→ **PROMPT**:
Retype the entries below line for line, leaving out the pictures.

start RECORDS

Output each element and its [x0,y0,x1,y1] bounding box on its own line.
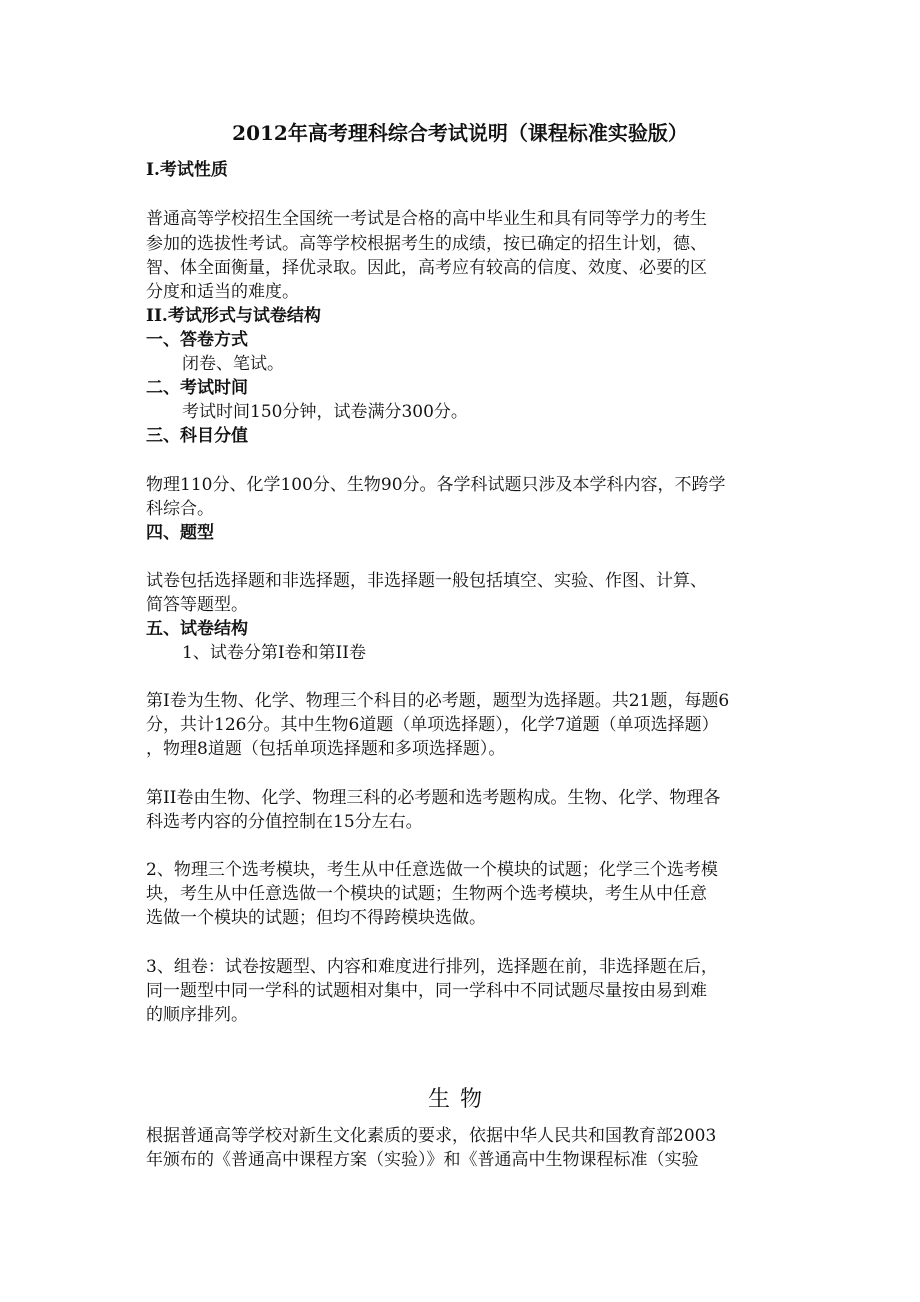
subject-heading-biology: 生物 [427,1087,492,1112]
subheading-answer-method: 一、答卷方式 [146,330,248,350]
paragraph-line: 智、体全面衡量，择优录取。因此，高考应有较高的信度、效度、必要的区 [146,258,707,278]
subheading-question-types: 四、题型 [146,523,214,543]
paragraph-line: 块，考生从中任意选做一个模块的试题；生物两个选考模块，考生从中任意 [146,884,707,904]
paragraph-line: 参加的选拔性考试。高等学校根据考生的成绩，按已确定的招生计划，德、 [146,234,707,254]
paragraph-line: 试卷包括选择题和非选择题，非选择题一般包括填空、实验、作图、计算、 [146,571,707,591]
paragraph-line: 普通高等学校招生全国统一考试是合格的高中毕业生和具有同等学力的考生 [146,209,707,229]
paragraph-line: ，物理8道题（包括单项选择题和多项选择题）。 [146,739,506,759]
paragraph-line: 分，共计126分。其中生物6道题（单项选择题），化学7道题（单项选择题） [146,715,719,735]
paragraph-line: 2、物理三个选考模块，考生从中任意选做一个模块的试题；化学三个选考模 [146,860,718,880]
paragraph-line: 简答等题型。 [146,595,248,615]
paragraph-line: 科选考内容的分值控制在15分左右。 [146,812,423,832]
paragraph-line: 选做一个模块的试题；但均不得跨模块选做。 [146,908,486,928]
paragraph-line: 3、组卷：试卷按题型、内容和难度进行排列，选择题在前，非选择题在后， [146,957,718,977]
subheading-subject-scores: 三、科目分值 [146,426,248,446]
paragraph-line: 分度和适当的难度。 [146,282,299,302]
paragraph-line: 第II卷由生物、化学、物理三科的必考题和选考题构成。生物、化学、物理各 [146,788,721,808]
paragraph-line: 科综合。 [146,499,214,519]
paragraph-line: 1、试卷分第I卷和第II卷 [182,643,366,663]
paragraph-line: 物理110分、化学100分、生物90分。各学科试题只涉及本学科内容，不跨学 [146,475,726,495]
section-heading-exam-nature: I.考试性质 [146,160,228,180]
paragraph-line: 闭卷、笔试。 [182,354,284,374]
section-heading-exam-format: II.考试形式与试卷结构 [146,306,321,326]
paragraph-line: 根据普通高等学校对新生文化素质的要求，依据中华人民共和国教育部2003 [146,1126,717,1146]
document-title: 2012年高考理科综合考试说明（课程标准实验版） [232,121,688,145]
subheading-exam-time: 二、考试时间 [146,378,248,398]
subheading-paper-structure: 五、试卷结构 [146,619,248,639]
paragraph-line: 的顺序排列。 [146,1005,248,1025]
paragraph-line: 第I卷为生物、化学、物理三个科目的必考题，题型为选择题。共21题，每题6 [146,691,730,711]
paragraph-line: 同一题型中同一学科的试题相对集中，同一学科中不同试题尽量按由易到难 [146,981,707,1001]
paragraph-line: 考试时间150分钟，试卷满分300分。 [182,402,468,422]
paragraph-line: 年颁布的《普通高中课程方案（实验）》和《普通高中生物课程标准（实验 [146,1150,699,1170]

end RECORDS

→ **EXPECTED ANSWER**:
Output each element and its [x0,y0,x1,y1] bounding box on its own line.
subject-heading-biology: 生物 [427,1087,492,1112]
subheading-answer-method: 一、答卷方式 [146,330,248,350]
paragraph-line: 智、体全面衡量，择优录取。因此，高考应有较高的信度、效度、必要的区 [146,258,707,278]
subheading-question-types: 四、题型 [146,523,214,543]
paragraph-line: 块，考生从中任意选做一个模块的试题；生物两个选考模块，考生从中任意 [146,884,707,904]
paragraph-line: 参加的选拔性考试。高等学校根据考生的成绩，按已确定的招生计划，德、 [146,234,707,254]
paragraph-line: 试卷包括选择题和非选择题，非选择题一般包括填空、实验、作图、计算、 [146,571,707,591]
paragraph-line: 普通高等学校招生全国统一考试是合格的高中毕业生和具有同等学力的考生 [146,209,707,229]
paragraph-line: ，物理8道题（包括单项选择题和多项选择题）。 [146,739,506,759]
paragraph-line: 分，共计126分。其中生物6道题（单项选择题），化学7道题（单项选择题） [146,715,719,735]
paragraph-line: 2、物理三个选考模块，考生从中任意选做一个模块的试题；化学三个选考模 [146,860,718,880]
paragraph-line: 简答等题型。 [146,595,248,615]
paragraph-line: 科选考内容的分值控制在15分左右。 [146,812,423,832]
paragraph-line: 选做一个模块的试题；但均不得跨模块选做。 [146,908,486,928]
paragraph-line: 3、组卷：试卷按题型、内容和难度进行排列，选择题在前，非选择题在后， [146,957,718,977]
subheading-subject-scores: 三、科目分值 [146,426,248,446]
paragraph-line: 分度和适当的难度。 [146,282,299,302]
paragraph-line: 第II卷由生物、化学、物理三科的必考题和选考题构成。生物、化学、物理各 [146,788,721,808]
paragraph-line: 科综合。 [146,499,214,519]
paragraph-line: 1、试卷分第I卷和第II卷 [182,643,366,663]
paragraph-line: 物理110分、化学100分、生物90分。各学科试题只涉及本学科内容，不跨学 [146,475,726,495]
section-heading-exam-nature: I.考试性质 [146,160,228,180]
paragraph-line: 闭卷、笔试。 [182,354,284,374]
section-heading-exam-format: II.考试形式与试卷结构 [146,306,321,326]
paragraph-line: 根据普通高等学校对新生文化素质的要求，依据中华人民共和国教育部2003 [146,1126,717,1146]
document-title: 2012年高考理科综合考试说明（课程标准实验版） [232,121,688,145]
subheading-exam-time: 二、考试时间 [146,378,248,398]
subheading-paper-structure: 五、试卷结构 [146,619,248,639]
paragraph-line: 的顺序排列。 [146,1005,248,1025]
paragraph-line: 第I卷为生物、化学、物理三个科目的必考题，题型为选择题。共21题，每题6 [146,691,730,711]
paragraph-line: 同一题型中同一学科的试题相对集中，同一学科中不同试题尽量按由易到难 [146,981,707,1001]
paragraph-line: 考试时间150分钟，试卷满分300分。 [182,402,468,422]
paragraph-line: 年颁布的《普通高中课程方案（实验）》和《普通高中生物课程标准（实验 [146,1150,699,1170]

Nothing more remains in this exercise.